Exercise aim ::
Would you return the complete listing below word for word?

Data to process ::
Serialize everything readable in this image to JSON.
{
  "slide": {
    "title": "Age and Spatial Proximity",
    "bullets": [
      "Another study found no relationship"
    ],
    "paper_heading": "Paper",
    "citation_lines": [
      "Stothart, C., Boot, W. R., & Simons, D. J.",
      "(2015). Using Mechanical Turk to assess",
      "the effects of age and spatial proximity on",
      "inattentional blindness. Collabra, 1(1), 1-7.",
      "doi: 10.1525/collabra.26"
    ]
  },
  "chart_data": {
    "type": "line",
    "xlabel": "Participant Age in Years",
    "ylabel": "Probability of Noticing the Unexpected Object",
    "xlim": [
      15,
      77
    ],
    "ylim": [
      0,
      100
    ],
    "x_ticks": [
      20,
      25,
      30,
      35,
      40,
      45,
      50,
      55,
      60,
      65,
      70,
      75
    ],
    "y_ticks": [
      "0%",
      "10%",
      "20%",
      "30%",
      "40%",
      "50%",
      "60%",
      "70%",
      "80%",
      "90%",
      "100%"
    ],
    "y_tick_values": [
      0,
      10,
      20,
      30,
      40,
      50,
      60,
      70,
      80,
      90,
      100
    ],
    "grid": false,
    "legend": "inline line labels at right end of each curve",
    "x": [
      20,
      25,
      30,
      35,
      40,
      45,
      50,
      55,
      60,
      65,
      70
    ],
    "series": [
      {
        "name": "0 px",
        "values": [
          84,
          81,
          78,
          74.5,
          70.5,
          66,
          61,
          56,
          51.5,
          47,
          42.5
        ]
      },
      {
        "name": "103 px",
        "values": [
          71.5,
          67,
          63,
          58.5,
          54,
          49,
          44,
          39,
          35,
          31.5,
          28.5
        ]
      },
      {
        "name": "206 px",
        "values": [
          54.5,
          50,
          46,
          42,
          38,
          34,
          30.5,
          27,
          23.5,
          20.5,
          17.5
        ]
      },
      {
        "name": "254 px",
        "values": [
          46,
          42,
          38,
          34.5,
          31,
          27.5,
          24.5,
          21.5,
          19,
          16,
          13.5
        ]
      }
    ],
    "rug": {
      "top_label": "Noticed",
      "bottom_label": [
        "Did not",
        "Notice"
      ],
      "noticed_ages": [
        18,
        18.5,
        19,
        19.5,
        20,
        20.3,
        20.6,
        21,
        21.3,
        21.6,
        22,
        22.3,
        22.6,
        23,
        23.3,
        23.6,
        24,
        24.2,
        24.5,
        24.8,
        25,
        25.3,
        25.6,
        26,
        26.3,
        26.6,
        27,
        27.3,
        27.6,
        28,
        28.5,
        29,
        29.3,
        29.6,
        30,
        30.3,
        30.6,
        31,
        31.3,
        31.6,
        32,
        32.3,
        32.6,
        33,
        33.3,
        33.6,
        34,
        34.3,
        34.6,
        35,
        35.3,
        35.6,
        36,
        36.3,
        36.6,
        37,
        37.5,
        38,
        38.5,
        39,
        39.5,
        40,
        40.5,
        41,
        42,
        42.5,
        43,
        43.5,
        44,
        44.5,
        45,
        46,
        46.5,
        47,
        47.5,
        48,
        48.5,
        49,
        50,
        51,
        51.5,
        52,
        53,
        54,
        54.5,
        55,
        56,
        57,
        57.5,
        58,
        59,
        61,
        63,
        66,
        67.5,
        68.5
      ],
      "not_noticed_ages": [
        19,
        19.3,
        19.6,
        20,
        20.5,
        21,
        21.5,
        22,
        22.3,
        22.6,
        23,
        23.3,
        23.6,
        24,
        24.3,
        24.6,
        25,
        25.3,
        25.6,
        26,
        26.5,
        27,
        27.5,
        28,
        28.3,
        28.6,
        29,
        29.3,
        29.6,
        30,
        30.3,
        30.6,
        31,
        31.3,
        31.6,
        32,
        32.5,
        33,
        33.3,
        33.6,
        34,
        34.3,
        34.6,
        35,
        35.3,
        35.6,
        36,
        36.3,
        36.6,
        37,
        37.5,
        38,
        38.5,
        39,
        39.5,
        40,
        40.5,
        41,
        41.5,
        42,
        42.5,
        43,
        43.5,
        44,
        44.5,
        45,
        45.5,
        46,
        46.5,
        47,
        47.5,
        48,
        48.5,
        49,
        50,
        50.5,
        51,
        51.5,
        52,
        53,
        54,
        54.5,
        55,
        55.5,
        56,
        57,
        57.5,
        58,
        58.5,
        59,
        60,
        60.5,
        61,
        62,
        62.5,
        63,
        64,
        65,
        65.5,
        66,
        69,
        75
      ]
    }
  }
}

Reply to the task ::
Serialize everything readable in this image to JSON.
{
  "slide": {
    "title": "Age and Spatial Proximity",
    "bullets": [
      "Another study found no relationship"
    ],
    "paper_heading": "Paper",
    "citation_lines": [
      "Stothart, C., Boot, W. R., & Simons, D. J.",
      "(2015). Using Mechanical Turk to assess",
      "the effects of age and spatial proximity on",
      "inattentional blindness. Collabra, 1(1), 1-7.",
      "doi: 10.1525/collabra.26"
    ]
  },
  "chart_data": {
    "type": "line",
    "xlabel": "Participant Age in Years",
    "ylabel": "Probability of Noticing the Unexpected Object",
    "xlim": [
      15,
      77
    ],
    "ylim": [
      0,
      100
    ],
    "x_ticks": [
      20,
      25,
      30,
      35,
      40,
      45,
      50,
      55,
      60,
      65,
      70,
      75
    ],
    "y_ticks": [
      "0%",
      "10%",
      "20%",
      "30%",
      "40%",
      "50%",
      "60%",
      "70%",
      "80%",
      "90%",
      "100%"
    ],
    "y_tick_values": [
      0,
      10,
      20,
      30,
      40,
      50,
      60,
      70,
      80,
      90,
      100
    ],
    "grid": false,
    "legend": "inline line labels at right end of each curve",
    "x": [
      20,
      25,
      30,
      35,
      40,
      45,
      50,
      55,
      60,
      65,
      70
    ],
    "series": [
      {
        "name": "0 px",
        "values": [
          84,
          81,
          78,
          74.5,
          70.5,
          66,
          61,
          56,
          51.5,
          47,
          42.5
        ]
      },
      {
        "name": "103 px",
        "values": [
          71.5,
          67,
          63,
          58.5,
          54,
          49,
          44,
          39,
          35,
          31.5,
          28.5
        ]
      },
      {
        "name": "206 px",
        "values": [
          54.5,
          50,
          46,
          42,
          38,
          34,
          30.5,
          27,
          23.5,
          20.5,
          17.5
        ]
      },
      {
        "name": "254 px",
        "values": [
          46,
          42,
          38,
          34.5,
          31,
          27.5,
          24.5,
          21.5,
          19,
          16,
          13.5
        ]
      }
    ],
    "rug": {
      "top_label": "Noticed",
      "bottom_label": [
        "Did not",
        "Notice"
      ],
      "noticed_ages": [
        18,
        18.5,
        19,
        19.5,
        20,
        20.3,
        20.6,
        21,
        21.3,
        21.6,
        22,
        22.3,
        22.6,
        23,
        23.3,
        23.6,
        24,
        24.2,
        24.5,
        24.8,
        25,
        25.3,
        25.6,
        26,
        26.3,
        26.6,
        27,
        27.3,
        27.6,
        28,
        28.5,
        29,
        29.3,
        29.6,
        30,
        30.3,
        30.6,
        31,
        31.3,
        31.6,
        32,
        32.3,
        32.6,
        33,
        33.3,
        33.6,
        34,
        34.3,
        34.6,
        35,
        35.3,
        35.6,
        36,
        36.3,
        36.6,
        37,
        37.5,
        38,
        38.5,
        39,
        39.5,
        40,
        40.5,
        41,
        42,
        42.5,
        43,
        43.5,
        44,
        44.5,
        45,
        46,
        46.5,
        47,
        47.5,
        48,
        48.5,
        49,
        50,
        51,
        51.5,
        52,
        53,
        54,
        54.5,
        55,
        56,
        57,
        57.5,
        58,
        59,
        61,
        63,
        66,
        67.5,
        68.5
      ],
      "not_noticed_ages": [
        19,
        19.3,
        19.6,
        20,
        20.5,
        21,
        21.5,
        22,
        22.3,
        22.6,
        23,
        23.3,
        23.6,
        24,
        24.3,
        24.6,
        25,
        25.3,
        25.6,
        26,
        26.5,
        27,
        27.5,
        28,
        28.3,
        28.6,
        29,
        29.3,
        29.6,
        30,
        30.3,
        30.6,
        31,
        31.3,
        31.6,
        32,
        32.5,
        33,
        33.3,
        33.6,
        34,
        34.3,
        34.6,
        35,
        35.3,
        35.6,
        36,
        36.3,
        36.6,
        37,
        37.5,
        38,
        38.5,
        39,
        39.5,
        40,
        40.5,
        41,
        41.5,
        42,
        42.5,
        43,
        43.5,
        44,
        44.5,
        45,
        45.5,
        46,
        46.5,
        47,
        47.5,
        48,
        48.5,
        49,
        50,
        50.5,
        51,
        51.5,
        52,
        53,
        54,
        54.5,
        55,
        55.5,
        56,
        57,
        57.5,
        58,
        58.5,
        59,
        60,
        60.5,
        61,
        62,
        62.5,
        63,
        64,
        65,
        65.5,
        66,
        69,
        75
      ]
    }
  }
}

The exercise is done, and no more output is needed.